> **WRITTEN PROBLEM**
Check every line of the entries below for the word "does", and copy the ones that have it.

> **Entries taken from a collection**
- - -
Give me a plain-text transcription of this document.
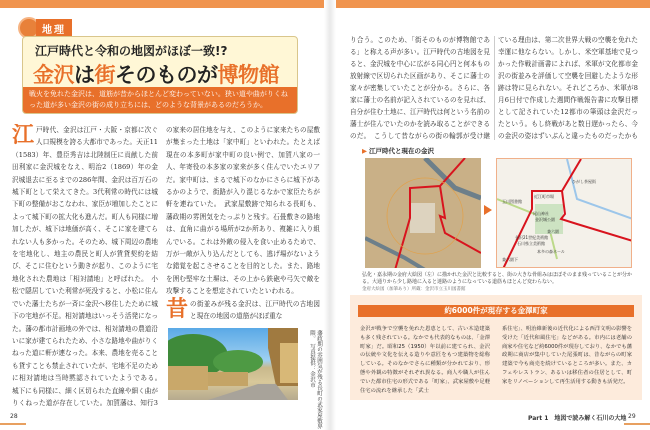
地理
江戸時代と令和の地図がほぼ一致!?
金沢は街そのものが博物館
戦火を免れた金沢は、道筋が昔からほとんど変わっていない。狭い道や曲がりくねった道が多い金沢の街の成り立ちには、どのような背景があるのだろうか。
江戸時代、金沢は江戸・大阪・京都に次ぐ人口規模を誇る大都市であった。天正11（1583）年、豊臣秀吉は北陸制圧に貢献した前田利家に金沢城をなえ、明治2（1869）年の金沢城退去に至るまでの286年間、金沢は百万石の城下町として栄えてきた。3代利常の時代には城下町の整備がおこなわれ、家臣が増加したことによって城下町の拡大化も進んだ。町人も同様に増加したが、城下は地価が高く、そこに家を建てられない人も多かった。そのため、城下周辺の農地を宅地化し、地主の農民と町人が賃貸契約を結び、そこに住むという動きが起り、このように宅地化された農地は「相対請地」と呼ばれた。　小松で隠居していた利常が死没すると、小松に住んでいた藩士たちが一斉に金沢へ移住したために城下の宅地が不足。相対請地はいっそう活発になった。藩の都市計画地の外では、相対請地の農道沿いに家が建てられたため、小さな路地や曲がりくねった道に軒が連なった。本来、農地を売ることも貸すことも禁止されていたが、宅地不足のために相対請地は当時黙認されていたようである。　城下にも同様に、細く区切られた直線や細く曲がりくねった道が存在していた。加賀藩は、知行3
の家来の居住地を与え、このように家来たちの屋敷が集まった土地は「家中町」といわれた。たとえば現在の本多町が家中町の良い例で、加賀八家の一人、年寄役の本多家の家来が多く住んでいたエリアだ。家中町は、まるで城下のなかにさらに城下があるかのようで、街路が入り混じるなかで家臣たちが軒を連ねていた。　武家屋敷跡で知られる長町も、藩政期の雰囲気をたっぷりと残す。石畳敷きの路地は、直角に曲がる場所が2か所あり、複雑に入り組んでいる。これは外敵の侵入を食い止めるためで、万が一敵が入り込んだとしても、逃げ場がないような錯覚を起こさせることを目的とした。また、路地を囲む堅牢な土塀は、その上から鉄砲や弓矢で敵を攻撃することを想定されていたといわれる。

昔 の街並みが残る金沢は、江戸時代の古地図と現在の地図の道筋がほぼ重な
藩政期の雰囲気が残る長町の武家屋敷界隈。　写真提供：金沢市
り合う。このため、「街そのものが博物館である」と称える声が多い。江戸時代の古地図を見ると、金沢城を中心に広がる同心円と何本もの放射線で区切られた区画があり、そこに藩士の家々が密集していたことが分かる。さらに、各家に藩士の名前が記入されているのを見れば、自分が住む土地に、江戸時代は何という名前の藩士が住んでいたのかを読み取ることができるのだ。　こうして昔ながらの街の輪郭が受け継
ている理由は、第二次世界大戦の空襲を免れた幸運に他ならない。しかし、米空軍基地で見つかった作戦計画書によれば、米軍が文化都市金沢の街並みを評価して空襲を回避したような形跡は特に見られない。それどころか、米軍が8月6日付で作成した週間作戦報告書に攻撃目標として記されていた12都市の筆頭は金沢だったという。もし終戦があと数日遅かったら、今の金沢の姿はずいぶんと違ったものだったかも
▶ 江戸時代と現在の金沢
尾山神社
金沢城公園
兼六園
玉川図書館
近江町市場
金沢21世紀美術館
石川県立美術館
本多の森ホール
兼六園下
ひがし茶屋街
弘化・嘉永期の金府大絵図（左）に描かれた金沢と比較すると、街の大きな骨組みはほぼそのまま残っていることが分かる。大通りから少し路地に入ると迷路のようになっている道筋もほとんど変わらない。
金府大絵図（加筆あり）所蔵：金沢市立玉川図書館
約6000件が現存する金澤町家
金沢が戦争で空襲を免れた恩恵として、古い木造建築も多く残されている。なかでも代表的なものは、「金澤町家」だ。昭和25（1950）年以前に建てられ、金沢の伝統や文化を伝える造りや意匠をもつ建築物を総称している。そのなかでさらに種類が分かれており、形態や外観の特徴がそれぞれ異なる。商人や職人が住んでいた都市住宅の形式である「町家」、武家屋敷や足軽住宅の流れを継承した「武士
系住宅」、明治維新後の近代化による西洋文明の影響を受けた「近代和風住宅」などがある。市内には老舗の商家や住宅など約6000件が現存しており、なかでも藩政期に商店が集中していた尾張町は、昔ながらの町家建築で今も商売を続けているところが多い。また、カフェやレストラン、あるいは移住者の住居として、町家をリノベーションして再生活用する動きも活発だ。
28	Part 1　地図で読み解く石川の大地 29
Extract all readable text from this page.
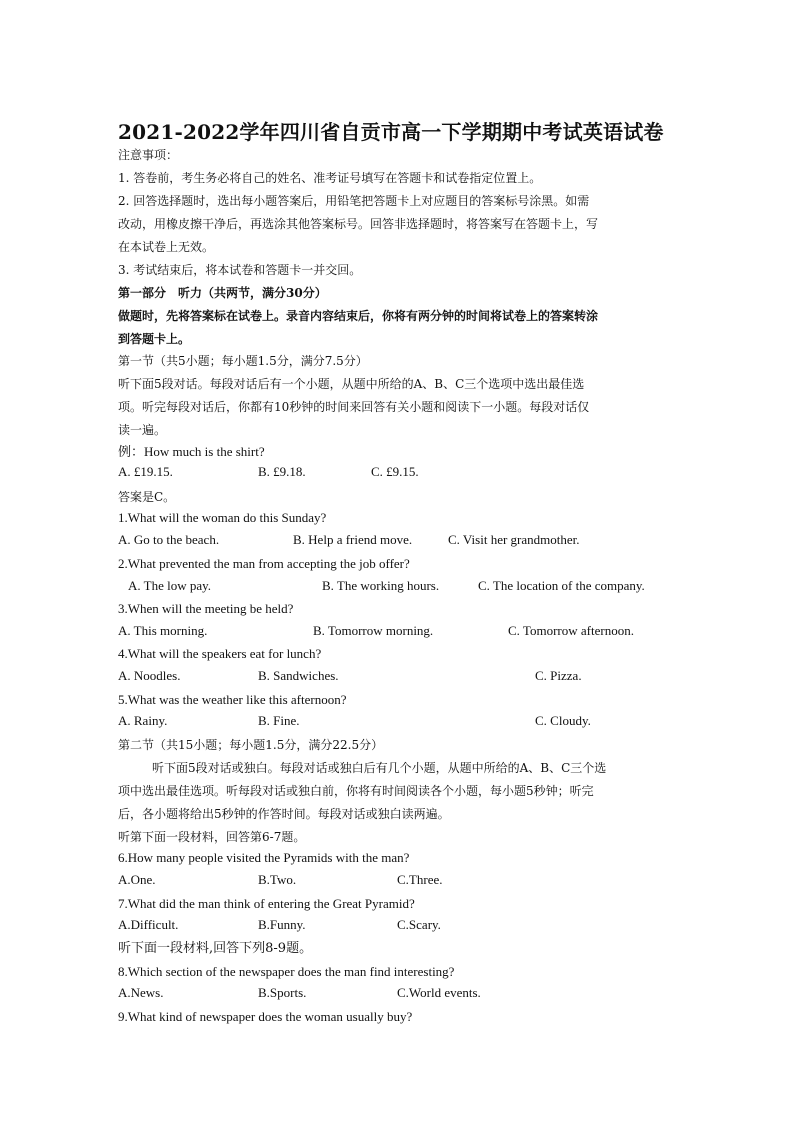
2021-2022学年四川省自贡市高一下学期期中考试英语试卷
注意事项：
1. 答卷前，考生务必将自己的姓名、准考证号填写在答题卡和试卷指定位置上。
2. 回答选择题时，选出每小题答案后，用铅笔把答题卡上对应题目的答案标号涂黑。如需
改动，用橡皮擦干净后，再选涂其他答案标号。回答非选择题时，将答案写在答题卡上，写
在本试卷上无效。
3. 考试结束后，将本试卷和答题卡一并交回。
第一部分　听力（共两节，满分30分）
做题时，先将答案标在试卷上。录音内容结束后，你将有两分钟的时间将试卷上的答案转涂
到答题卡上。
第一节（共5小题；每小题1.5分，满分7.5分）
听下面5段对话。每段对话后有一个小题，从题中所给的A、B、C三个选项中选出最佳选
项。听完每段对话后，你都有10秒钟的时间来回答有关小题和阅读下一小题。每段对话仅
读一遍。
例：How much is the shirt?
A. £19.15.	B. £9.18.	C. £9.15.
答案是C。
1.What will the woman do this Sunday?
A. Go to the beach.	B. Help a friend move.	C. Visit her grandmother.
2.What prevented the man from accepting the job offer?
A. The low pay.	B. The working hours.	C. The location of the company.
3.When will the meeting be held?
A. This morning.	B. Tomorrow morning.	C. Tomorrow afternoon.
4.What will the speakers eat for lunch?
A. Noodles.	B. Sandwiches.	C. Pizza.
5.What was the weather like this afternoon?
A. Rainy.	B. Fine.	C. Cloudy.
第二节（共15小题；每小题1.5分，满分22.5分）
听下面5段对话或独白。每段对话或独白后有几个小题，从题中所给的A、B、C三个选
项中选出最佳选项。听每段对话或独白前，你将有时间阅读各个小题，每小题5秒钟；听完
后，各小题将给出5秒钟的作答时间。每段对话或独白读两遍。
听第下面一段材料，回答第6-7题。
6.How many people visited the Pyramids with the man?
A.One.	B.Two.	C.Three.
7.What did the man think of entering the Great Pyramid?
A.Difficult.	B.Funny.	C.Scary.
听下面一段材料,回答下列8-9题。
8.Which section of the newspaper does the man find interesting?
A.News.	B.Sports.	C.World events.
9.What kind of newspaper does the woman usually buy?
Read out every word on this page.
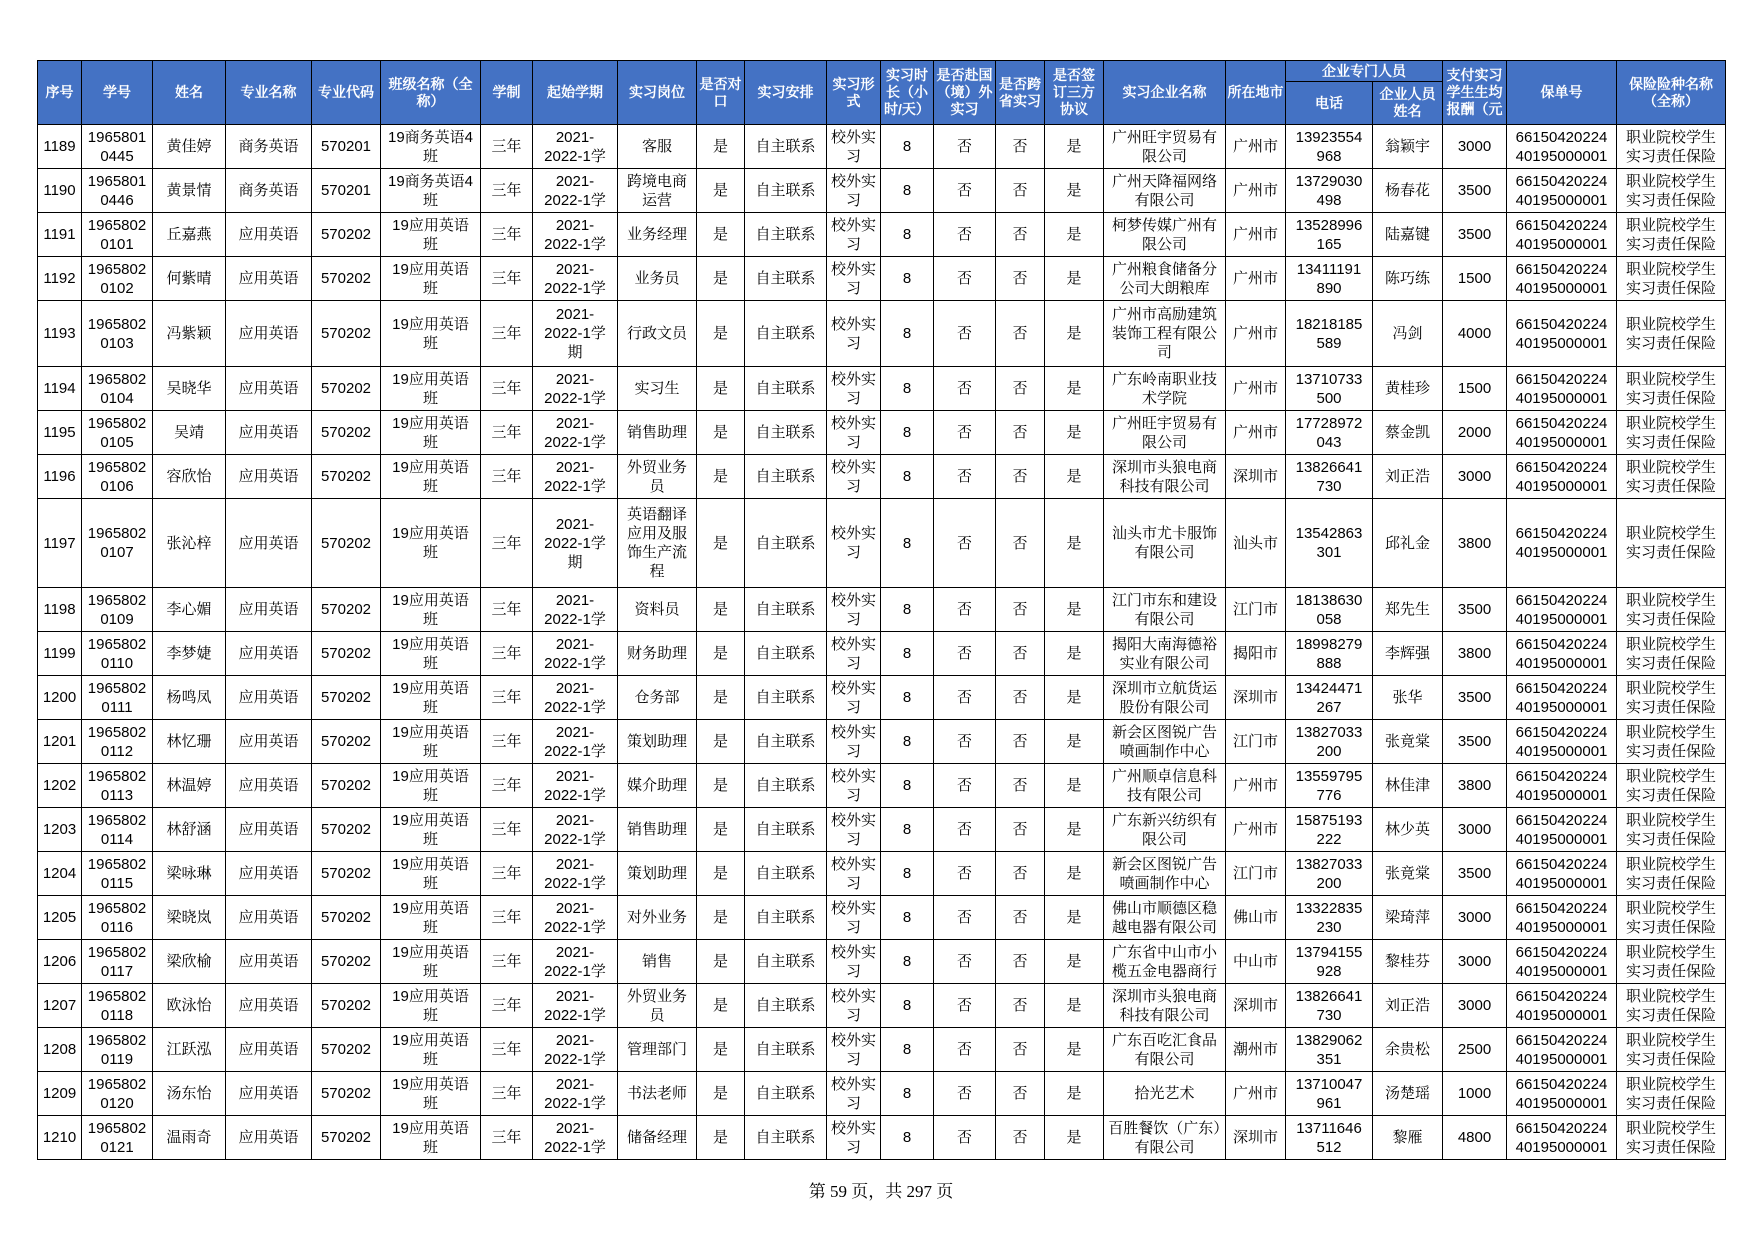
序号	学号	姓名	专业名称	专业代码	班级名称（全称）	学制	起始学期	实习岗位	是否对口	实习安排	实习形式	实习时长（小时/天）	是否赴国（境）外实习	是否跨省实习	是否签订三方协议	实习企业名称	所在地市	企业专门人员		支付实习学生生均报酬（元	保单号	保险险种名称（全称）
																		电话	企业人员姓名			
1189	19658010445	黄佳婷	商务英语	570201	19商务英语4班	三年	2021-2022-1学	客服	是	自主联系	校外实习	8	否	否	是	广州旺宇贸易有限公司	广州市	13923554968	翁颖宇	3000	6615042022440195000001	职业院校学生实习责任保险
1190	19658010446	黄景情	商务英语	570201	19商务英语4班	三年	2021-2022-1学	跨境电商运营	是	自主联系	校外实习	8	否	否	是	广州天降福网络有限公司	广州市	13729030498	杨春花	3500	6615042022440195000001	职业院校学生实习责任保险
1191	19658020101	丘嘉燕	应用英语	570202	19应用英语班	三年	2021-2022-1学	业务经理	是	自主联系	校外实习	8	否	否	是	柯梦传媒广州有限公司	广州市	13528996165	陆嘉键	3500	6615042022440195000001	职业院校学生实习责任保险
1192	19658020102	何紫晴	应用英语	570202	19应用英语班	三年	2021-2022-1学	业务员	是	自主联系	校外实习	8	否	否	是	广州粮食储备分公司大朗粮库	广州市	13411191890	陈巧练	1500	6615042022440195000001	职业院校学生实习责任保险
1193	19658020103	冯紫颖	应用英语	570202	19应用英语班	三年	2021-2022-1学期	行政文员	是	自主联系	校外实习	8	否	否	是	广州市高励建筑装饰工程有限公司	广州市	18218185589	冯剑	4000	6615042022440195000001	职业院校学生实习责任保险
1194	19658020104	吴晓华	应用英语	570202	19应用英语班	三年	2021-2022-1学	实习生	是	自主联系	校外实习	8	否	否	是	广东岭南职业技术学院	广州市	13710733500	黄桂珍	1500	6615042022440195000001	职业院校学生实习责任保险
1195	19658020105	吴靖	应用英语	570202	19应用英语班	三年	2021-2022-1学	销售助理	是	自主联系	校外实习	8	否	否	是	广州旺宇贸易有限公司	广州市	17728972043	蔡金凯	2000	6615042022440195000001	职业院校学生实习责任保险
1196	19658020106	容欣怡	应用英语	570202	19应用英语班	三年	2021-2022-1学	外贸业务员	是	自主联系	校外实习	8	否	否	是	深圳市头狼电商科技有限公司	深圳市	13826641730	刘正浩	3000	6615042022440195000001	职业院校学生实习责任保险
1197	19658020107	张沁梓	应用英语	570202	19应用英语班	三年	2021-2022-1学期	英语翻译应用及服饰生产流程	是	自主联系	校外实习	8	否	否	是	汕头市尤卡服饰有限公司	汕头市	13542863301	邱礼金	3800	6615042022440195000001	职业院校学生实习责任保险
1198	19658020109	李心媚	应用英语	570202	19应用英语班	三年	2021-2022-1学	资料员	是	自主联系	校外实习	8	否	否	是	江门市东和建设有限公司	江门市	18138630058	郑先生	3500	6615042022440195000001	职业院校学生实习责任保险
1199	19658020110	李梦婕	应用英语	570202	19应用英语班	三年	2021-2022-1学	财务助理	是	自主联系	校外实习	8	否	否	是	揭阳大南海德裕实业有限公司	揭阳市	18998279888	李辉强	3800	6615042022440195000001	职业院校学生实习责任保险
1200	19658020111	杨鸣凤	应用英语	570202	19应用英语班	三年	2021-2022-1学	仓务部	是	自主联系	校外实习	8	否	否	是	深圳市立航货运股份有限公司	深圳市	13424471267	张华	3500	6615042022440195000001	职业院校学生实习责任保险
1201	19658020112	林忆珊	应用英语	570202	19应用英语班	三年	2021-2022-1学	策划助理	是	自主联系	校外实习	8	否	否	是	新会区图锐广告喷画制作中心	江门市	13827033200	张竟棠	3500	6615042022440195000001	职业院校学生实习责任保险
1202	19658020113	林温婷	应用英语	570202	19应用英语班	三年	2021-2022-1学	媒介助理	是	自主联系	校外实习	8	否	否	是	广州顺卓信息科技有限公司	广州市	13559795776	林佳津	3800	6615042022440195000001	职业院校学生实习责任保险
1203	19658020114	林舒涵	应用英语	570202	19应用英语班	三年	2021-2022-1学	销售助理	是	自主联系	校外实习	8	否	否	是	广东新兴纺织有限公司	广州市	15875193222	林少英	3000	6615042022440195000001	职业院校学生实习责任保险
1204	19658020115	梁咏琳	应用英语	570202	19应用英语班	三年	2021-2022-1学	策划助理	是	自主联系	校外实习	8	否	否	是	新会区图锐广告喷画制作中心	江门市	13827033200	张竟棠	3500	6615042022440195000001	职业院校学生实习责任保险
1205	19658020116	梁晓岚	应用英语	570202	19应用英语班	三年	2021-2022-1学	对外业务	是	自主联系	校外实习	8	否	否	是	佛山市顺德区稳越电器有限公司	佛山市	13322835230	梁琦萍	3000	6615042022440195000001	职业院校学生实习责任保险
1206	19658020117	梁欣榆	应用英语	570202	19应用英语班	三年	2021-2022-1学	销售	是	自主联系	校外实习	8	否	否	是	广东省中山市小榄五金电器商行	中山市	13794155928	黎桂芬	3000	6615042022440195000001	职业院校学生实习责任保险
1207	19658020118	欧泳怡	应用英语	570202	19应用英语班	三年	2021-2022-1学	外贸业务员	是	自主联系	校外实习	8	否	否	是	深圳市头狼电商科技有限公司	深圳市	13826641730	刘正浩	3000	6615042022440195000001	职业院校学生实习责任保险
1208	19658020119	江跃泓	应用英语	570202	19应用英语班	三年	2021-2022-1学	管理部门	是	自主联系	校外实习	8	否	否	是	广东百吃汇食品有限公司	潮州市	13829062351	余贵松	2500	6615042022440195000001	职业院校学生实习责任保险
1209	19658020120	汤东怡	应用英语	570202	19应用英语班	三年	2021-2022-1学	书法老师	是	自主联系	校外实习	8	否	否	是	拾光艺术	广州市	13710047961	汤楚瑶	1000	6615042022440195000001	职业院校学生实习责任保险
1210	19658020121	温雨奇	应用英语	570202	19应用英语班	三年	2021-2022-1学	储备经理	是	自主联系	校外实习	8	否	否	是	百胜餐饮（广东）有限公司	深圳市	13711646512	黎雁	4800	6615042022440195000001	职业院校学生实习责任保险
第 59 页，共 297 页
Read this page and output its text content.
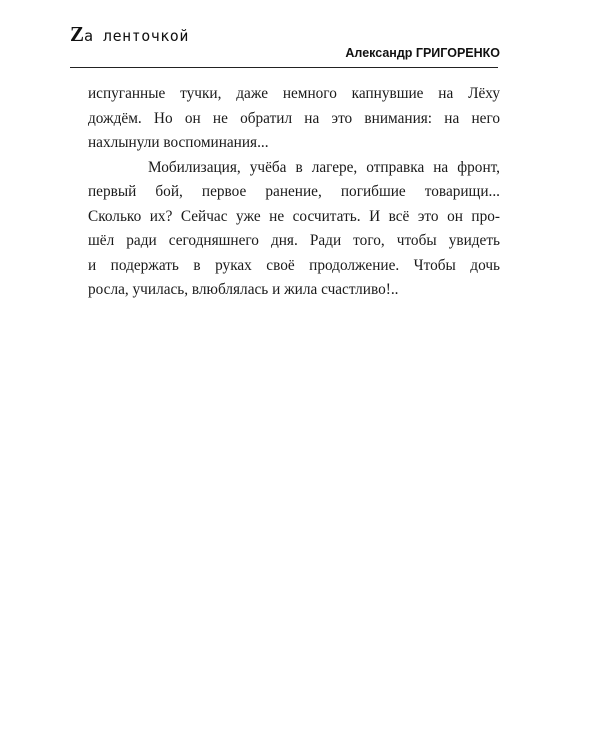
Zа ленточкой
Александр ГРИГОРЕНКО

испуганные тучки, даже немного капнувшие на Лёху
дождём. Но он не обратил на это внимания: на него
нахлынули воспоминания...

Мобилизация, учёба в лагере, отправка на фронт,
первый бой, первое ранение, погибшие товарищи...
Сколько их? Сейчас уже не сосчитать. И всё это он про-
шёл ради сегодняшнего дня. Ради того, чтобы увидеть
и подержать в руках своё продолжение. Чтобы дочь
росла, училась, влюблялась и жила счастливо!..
- - -
> **ANSWER TO THE PROBLEM**
8.Which section of the newspaper does the man find interesting?
9.What kind of newspaper does the woman usually buy?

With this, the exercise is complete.